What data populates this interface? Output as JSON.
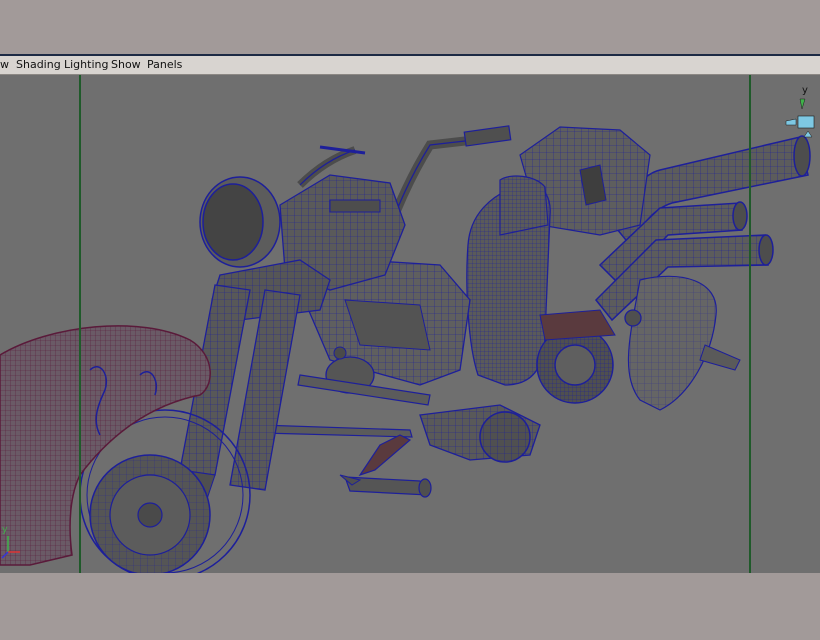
{
  "menubar": {
    "items": [
      {
        "label": "w"
      },
      {
        "label": "Shading"
      },
      {
        "label": "Lighting"
      },
      {
        "label": "Show"
      },
      {
        "label": "Panels"
      }
    ]
  },
  "viewport": {
    "background": "#6f6f6f",
    "wire_color": "#1d1f9a",
    "gate_color": "#1f5a2a",
    "axis_gizmo": {
      "y": "y",
      "x": "x"
    }
  },
  "view_cube": {
    "label": "y",
    "color": "#7ec8e3"
  }
}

__What to work on__
Find the word "label" in the data and show each line that holds it.

__Solution__
        "label": "w"
        "label": "Shading"
        "label": "Lighting"
        "label": "Show"
        "label": "Panels"
    "label": "y",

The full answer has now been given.